§ **What to do**
Set the following entries down again exactly, line by line.
=====
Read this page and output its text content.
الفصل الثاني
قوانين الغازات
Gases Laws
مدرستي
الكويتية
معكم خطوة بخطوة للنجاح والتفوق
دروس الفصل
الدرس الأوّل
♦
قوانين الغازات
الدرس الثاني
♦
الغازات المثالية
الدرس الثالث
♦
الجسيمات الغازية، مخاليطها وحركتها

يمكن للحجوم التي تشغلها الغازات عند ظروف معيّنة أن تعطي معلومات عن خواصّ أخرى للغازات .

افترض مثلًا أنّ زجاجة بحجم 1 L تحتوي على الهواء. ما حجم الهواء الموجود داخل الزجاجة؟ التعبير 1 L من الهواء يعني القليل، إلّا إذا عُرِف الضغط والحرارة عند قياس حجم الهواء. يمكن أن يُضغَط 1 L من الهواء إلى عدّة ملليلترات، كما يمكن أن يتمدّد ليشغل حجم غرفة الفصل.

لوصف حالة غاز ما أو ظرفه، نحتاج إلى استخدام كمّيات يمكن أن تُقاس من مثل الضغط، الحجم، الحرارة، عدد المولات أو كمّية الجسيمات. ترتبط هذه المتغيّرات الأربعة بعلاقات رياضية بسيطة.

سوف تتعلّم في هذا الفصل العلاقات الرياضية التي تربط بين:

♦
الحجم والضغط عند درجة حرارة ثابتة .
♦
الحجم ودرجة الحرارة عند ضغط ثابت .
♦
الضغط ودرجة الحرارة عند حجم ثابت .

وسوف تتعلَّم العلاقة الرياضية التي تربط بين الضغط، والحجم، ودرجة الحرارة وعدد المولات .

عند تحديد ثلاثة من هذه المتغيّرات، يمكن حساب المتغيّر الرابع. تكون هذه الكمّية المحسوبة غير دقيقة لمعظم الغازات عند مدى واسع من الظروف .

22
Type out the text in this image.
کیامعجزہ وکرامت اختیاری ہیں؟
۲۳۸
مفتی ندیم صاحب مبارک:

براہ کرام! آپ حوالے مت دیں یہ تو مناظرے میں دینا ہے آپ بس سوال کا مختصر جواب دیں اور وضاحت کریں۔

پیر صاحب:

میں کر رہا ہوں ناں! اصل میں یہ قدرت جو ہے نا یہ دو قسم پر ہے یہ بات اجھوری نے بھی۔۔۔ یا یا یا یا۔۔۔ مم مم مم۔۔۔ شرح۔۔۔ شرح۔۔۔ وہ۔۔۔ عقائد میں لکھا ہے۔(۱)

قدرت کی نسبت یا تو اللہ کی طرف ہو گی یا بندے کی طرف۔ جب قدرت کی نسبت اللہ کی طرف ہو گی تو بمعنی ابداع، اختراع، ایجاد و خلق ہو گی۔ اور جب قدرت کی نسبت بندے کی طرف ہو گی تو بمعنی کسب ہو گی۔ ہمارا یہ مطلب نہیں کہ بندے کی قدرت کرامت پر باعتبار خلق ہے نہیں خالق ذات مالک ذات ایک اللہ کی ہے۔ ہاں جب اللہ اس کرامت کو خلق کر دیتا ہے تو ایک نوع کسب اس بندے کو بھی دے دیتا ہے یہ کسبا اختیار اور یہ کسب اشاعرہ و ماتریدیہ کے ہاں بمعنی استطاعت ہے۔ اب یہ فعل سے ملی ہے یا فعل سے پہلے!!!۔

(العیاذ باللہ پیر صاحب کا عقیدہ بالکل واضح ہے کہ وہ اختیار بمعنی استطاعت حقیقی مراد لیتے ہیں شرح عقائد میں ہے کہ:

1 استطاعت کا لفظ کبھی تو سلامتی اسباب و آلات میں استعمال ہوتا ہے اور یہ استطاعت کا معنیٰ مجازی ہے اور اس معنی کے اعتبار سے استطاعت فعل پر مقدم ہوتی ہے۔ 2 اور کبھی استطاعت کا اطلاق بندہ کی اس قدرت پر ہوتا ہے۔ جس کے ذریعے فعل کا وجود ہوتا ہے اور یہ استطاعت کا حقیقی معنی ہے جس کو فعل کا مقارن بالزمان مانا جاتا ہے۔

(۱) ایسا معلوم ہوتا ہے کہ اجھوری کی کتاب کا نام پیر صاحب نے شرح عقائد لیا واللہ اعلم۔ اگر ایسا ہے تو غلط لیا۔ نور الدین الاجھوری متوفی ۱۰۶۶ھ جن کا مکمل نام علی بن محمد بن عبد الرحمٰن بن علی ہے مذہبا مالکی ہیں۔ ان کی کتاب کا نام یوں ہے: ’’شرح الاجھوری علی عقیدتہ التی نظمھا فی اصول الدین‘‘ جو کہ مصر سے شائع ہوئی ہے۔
=====
§ **Response to this exercise**
Read this page and output its text content.
الفصل الثاني
قوانين الغازات
Gases Laws
مدرستي
الكويتية
معكم خطوة بخطوة للنجاح والتفوق
دروس الفصل
الدرس الأوّل
♦
قوانين الغازات
الدرس الثاني
♦
الغازات المثالية
الدرس الثالث
♦
الجسيمات الغازية، مخاليطها وحركتها

يمكن للحجوم التي تشغلها الغازات عند ظروف معيّنة أن تعطي معلومات عن خواصّ أخرى للغازات .

افترض مثلًا أنّ زجاجة بحجم 1 L تحتوي على الهواء. ما حجم الهواء الموجود داخل الزجاجة؟ التعبير 1 L من الهواء يعني القليل، إلّا إذا عُرِف الضغط والحرارة عند قياس حجم الهواء. يمكن أن يُضغَط 1 L من الهواء إلى عدّة ملليلترات، كما يمكن أن يتمدّد ليشغل حجم غرفة الفصل.

لوصف حالة غاز ما أو ظرفه، نحتاج إلى استخدام كمّيات يمكن أن تُقاس من مثل الضغط، الحجم، الحرارة، عدد المولات أو كمّية الجسيمات. ترتبط هذه المتغيّرات الأربعة بعلاقات رياضية بسيطة.

سوف تتعلّم في هذا الفصل العلاقات الرياضية التي تربط بين:

♦
الحجم والضغط عند درجة حرارة ثابتة .
♦
الحجم ودرجة الحرارة عند ضغط ثابت .
♦
الضغط ودرجة الحرارة عند حجم ثابت .

وسوف تتعلَّم العلاقة الرياضية التي تربط بين الضغط، والحجم، ودرجة الحرارة وعدد المولات .

عند تحديد ثلاثة من هذه المتغيّرات، يمكن حساب المتغيّر الرابع. تكون هذه الكمّية المحسوبة غير دقيقة لمعظم الغازات عند مدى واسع من الظروف .

22
Type out the text in this image.
کیامعجزہ وکرامت اختیاری ہیں؟
۲۳۸
مفتی ندیم صاحب مبارک:

براہ کرام! آپ حوالے مت دیں یہ تو مناظرے میں دینا ہے آپ بس سوال کا مختصر جواب دیں اور وضاحت کریں۔

پیر صاحب:

میں کر رہا ہوں ناں! اصل میں یہ قدرت جو ہے نا یہ دو قسم پر ہے یہ بات اجھوری نے بھی۔۔۔ یا یا یا یا۔۔۔ مم مم مم۔۔۔ شرح۔۔۔ شرح۔۔۔ وہ۔۔۔ عقائد میں لکھا ہے۔(۱)

قدرت کی نسبت یا تو اللہ کی طرف ہو گی یا بندے کی طرف۔ جب قدرت کی نسبت اللہ کی طرف ہو گی تو بمعنی ابداع، اختراع، ایجاد و خلق ہو گی۔ اور جب قدرت کی نسبت بندے کی طرف ہو گی تو بمعنی کسب ہو گی۔ ہمارا یہ مطلب نہیں کہ بندے کی قدرت کرامت پر باعتبار خلق ہے نہیں خالق ذات مالک ذات ایک اللہ کی ہے۔ ہاں جب اللہ اس کرامت کو خلق کر دیتا ہے تو ایک نوع کسب اس بندے کو بھی دے دیتا ہے یہ کسبا اختیار اور یہ کسب اشاعرہ و ماتریدیہ کے ہاں بمعنی استطاعت ہے۔ اب یہ فعل سے ملی ہے یا فعل سے پہلے!!!۔

(العیاذ باللہ پیر صاحب کا عقیدہ بالکل واضح ہے کہ وہ اختیار بمعنی استطاعت حقیقی مراد لیتے ہیں شرح عقائد میں ہے کہ:

1 استطاعت کا لفظ کبھی تو سلامتی اسباب و آلات میں استعمال ہوتا ہے اور یہ استطاعت کا معنیٰ مجازی ہے اور اس معنی کے اعتبار سے استطاعت فعل پر مقدم ہوتی ہے۔ 2 اور کبھی استطاعت کا اطلاق بندہ کی اس قدرت پر ہوتا ہے۔ جس کے ذریعے فعل کا وجود ہوتا ہے اور یہ استطاعت کا حقیقی معنی ہے جس کو فعل کا مقارن بالزمان مانا جاتا ہے۔

(۱) ایسا معلوم ہوتا ہے کہ اجھوری کی کتاب کا نام پیر صاحب نے شرح عقائد لیا واللہ اعلم۔ اگر ایسا ہے تو غلط لیا۔ نور الدین الاجھوری متوفی ۱۰۶۶ھ جن کا مکمل نام علی بن محمد بن عبد الرحمٰن بن علی ہے مذہبا مالکی ہیں۔ ان کی کتاب کا نام یوں ہے: ’’شرح الاجھوری علی عقیدتہ التی نظمھا فی اصول الدین‘‘ جو کہ مصر سے شائع ہوئی ہے۔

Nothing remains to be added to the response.